▶ **WHAT YOU SHOULD DO**
Would you output the whole listing below, exactly as it reads?

▶ **DATA SECTION**
* start *

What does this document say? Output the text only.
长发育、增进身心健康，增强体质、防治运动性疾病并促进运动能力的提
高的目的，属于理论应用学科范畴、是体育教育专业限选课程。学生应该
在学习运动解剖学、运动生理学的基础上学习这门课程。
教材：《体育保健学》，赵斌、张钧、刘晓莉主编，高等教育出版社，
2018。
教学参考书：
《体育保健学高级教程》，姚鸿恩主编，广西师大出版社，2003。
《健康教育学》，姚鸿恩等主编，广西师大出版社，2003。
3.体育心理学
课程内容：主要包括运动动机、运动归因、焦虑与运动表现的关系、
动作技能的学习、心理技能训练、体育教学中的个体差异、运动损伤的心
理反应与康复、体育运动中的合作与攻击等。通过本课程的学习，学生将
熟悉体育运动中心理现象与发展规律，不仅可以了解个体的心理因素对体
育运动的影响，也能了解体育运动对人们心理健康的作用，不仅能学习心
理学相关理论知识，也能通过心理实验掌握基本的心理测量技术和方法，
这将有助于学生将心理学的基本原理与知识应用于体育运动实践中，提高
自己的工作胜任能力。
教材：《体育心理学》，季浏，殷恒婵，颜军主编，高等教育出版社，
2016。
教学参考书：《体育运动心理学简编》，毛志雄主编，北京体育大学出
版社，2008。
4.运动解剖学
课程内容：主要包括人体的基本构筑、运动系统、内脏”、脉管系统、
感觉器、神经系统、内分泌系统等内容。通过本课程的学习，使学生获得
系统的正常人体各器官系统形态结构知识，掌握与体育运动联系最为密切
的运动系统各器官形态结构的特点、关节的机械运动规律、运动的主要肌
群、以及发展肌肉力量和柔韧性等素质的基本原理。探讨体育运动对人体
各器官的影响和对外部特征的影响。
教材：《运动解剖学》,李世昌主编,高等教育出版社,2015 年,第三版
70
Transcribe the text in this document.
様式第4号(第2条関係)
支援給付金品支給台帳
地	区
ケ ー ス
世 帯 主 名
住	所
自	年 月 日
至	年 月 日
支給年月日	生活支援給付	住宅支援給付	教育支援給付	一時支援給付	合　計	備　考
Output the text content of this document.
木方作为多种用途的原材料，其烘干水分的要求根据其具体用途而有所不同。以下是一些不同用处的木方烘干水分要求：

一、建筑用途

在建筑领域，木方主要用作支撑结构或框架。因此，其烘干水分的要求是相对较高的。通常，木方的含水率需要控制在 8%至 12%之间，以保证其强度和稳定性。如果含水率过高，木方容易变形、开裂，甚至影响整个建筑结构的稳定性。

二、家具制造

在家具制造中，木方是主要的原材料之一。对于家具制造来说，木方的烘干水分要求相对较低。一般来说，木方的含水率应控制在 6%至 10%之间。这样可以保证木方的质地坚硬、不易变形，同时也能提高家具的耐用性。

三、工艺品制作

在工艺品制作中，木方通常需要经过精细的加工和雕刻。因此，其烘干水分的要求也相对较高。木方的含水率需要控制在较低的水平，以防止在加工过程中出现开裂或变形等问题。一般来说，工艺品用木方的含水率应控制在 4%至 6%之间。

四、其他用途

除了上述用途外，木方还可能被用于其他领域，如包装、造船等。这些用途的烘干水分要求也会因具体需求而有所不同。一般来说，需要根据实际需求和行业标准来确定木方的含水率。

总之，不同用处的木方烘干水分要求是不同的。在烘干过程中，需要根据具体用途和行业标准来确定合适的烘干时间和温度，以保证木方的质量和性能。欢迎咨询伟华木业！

* end *

▶ **WORKED SOLUTION**
What does this document say? Output the text only.
长发育、增进身心健康，增强体质、防治运动性疾病并促进运动能力的提
高的目的，属于理论应用学科范畴、是体育教育专业限选课程。学生应该
在学习运动解剖学、运动生理学的基础上学习这门课程。
教材：《体育保健学》，赵斌、张钧、刘晓莉主编，高等教育出版社，
2018。
教学参考书：
《体育保健学高级教程》，姚鸿恩主编，广西师大出版社，2003。
《健康教育学》，姚鸿恩等主编，广西师大出版社，2003。
3.体育心理学
课程内容：主要包括运动动机、运动归因、焦虑与运动表现的关系、
动作技能的学习、心理技能训练、体育教学中的个体差异、运动损伤的心
理反应与康复、体育运动中的合作与攻击等。通过本课程的学习，学生将
熟悉体育运动中心理现象与发展规律，不仅可以了解个体的心理因素对体
育运动的影响，也能了解体育运动对人们心理健康的作用，不仅能学习心
理学相关理论知识，也能通过心理实验掌握基本的心理测量技术和方法，
这将有助于学生将心理学的基本原理与知识应用于体育运动实践中，提高
自己的工作胜任能力。
教材：《体育心理学》，季浏，殷恒婵，颜军主编，高等教育出版社，
2016。
教学参考书：《体育运动心理学简编》，毛志雄主编，北京体育大学出
版社，2008。
4.运动解剖学
课程内容：主要包括人体的基本构筑、运动系统、内脏”、脉管系统、
感觉器、神经系统、内分泌系统等内容。通过本课程的学习，使学生获得
系统的正常人体各器官系统形态结构知识，掌握与体育运动联系最为密切
的运动系统各器官形态结构的特点、关节的机械运动规律、运动的主要肌
群、以及发展肌肉力量和柔韧性等素质的基本原理。探讨体育运动对人体
各器官的影响和对外部特征的影响。
教材：《运动解剖学》,李世昌主编,高等教育出版社,2015 年,第三版
70
Transcribe the text in this document.
様式第4号(第2条関係)
支援給付金品支給台帳
地	区
ケ ー ス
世 帯 主 名
住	所
自	年 月 日
至	年 月 日
支給年月日	生活支援給付	住宅支援給付	教育支援給付	一時支援給付	合　計	備　考
Output the text content of this document.
木方作为多种用途的原材料，其烘干水分的要求根据其具体用途而有所不同。以下是一些不同用处的木方烘干水分要求：

一、建筑用途

在建筑领域，木方主要用作支撑结构或框架。因此，其烘干水分的要求是相对较高的。通常，木方的含水率需要控制在 8%至 12%之间，以保证其强度和稳定性。如果含水率过高，木方容易变形、开裂，甚至影响整个建筑结构的稳定性。

二、家具制造

在家具制造中，木方是主要的原材料之一。对于家具制造来说，木方的烘干水分要求相对较低。一般来说，木方的含水率应控制在 6%至 10%之间。这样可以保证木方的质地坚硬、不易变形，同时也能提高家具的耐用性。

三、工艺品制作

在工艺品制作中，木方通常需要经过精细的加工和雕刻。因此，其烘干水分的要求也相对较高。木方的含水率需要控制在较低的水平，以防止在加工过程中出现开裂或变形等问题。一般来说，工艺品用木方的含水率应控制在 4%至 6%之间。

四、其他用途

除了上述用途外，木方还可能被用于其他领域，如包装、造船等。这些用途的烘干水分要求也会因具体需求而有所不同。一般来说，需要根据实际需求和行业标准来确定木方的含水率。

总之，不同用处的木方烘干水分要求是不同的。在烘干过程中，需要根据具体用途和行业标准来确定合适的烘干时间和温度，以保证木方的质量和性能。欢迎咨询伟华木业！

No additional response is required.